## YOUR GOAL
Reproduce the complete listing without any deviation.

## RECORDED INFORMATION
===
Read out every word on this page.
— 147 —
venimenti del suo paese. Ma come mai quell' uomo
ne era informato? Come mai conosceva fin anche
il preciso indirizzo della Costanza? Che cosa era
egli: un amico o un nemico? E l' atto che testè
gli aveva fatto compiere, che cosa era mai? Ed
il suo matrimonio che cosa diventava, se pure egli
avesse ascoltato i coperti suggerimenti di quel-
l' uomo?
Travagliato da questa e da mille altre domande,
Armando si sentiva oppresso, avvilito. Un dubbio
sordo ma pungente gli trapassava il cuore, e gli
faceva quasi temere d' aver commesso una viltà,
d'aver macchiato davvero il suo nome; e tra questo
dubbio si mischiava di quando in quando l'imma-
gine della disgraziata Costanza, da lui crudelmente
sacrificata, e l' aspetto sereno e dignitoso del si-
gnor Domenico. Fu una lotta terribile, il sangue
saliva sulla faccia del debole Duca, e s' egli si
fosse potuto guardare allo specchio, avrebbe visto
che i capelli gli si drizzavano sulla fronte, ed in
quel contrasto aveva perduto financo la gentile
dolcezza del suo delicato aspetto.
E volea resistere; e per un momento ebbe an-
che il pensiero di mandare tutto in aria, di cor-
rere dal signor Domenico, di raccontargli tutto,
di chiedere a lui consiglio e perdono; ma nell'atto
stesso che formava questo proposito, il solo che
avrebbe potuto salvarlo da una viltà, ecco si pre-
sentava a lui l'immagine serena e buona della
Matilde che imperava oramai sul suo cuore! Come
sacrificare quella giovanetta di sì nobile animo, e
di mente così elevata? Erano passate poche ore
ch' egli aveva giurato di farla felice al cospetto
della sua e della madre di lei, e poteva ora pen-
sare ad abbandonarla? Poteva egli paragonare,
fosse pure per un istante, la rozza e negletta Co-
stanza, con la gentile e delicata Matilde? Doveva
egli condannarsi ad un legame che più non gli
===
## TASK SOLUTION
Read out every word on this page.
— 147 —
venimenti del suo paese. Ma come mai quell' uomo
ne era informato? Come mai conosceva fin anche
il preciso indirizzo della Costanza? Che cosa era
egli: un amico o un nemico? E l' atto che testè
gli aveva fatto compiere, che cosa era mai? Ed
il suo matrimonio che cosa diventava, se pure egli
avesse ascoltato i coperti suggerimenti di quel-
l' uomo?
Travagliato da questa e da mille altre domande,
Armando si sentiva oppresso, avvilito. Un dubbio
sordo ma pungente gli trapassava il cuore, e gli
faceva quasi temere d' aver commesso una viltà,
d'aver macchiato davvero il suo nome; e tra questo
dubbio si mischiava di quando in quando l'imma-
gine della disgraziata Costanza, da lui crudelmente
sacrificata, e l' aspetto sereno e dignitoso del si-
gnor Domenico. Fu una lotta terribile, il sangue
saliva sulla faccia del debole Duca, e s' egli si
fosse potuto guardare allo specchio, avrebbe visto
che i capelli gli si drizzavano sulla fronte, ed in
quel contrasto aveva perduto financo la gentile
dolcezza del suo delicato aspetto.
E volea resistere; e per un momento ebbe an-
che il pensiero di mandare tutto in aria, di cor-
rere dal signor Domenico, di raccontargli tutto,
di chiedere a lui consiglio e perdono; ma nell'atto
stesso che formava questo proposito, il solo che
avrebbe potuto salvarlo da una viltà, ecco si pre-
sentava a lui l'immagine serena e buona della
Matilde che imperava oramai sul suo cuore! Come
sacrificare quella giovanetta di sì nobile animo, e
di mente così elevata? Erano passate poche ore
ch' egli aveva giurato di farla felice al cospetto
della sua e della madre di lei, e poteva ora pen-
sare ad abbandonarla? Poteva egli paragonare,
fosse pure per un istante, la rozza e negletta Co-
stanza, con la gentile e delicata Matilde? Doveva
egli condannarsi ad un legame che più non gli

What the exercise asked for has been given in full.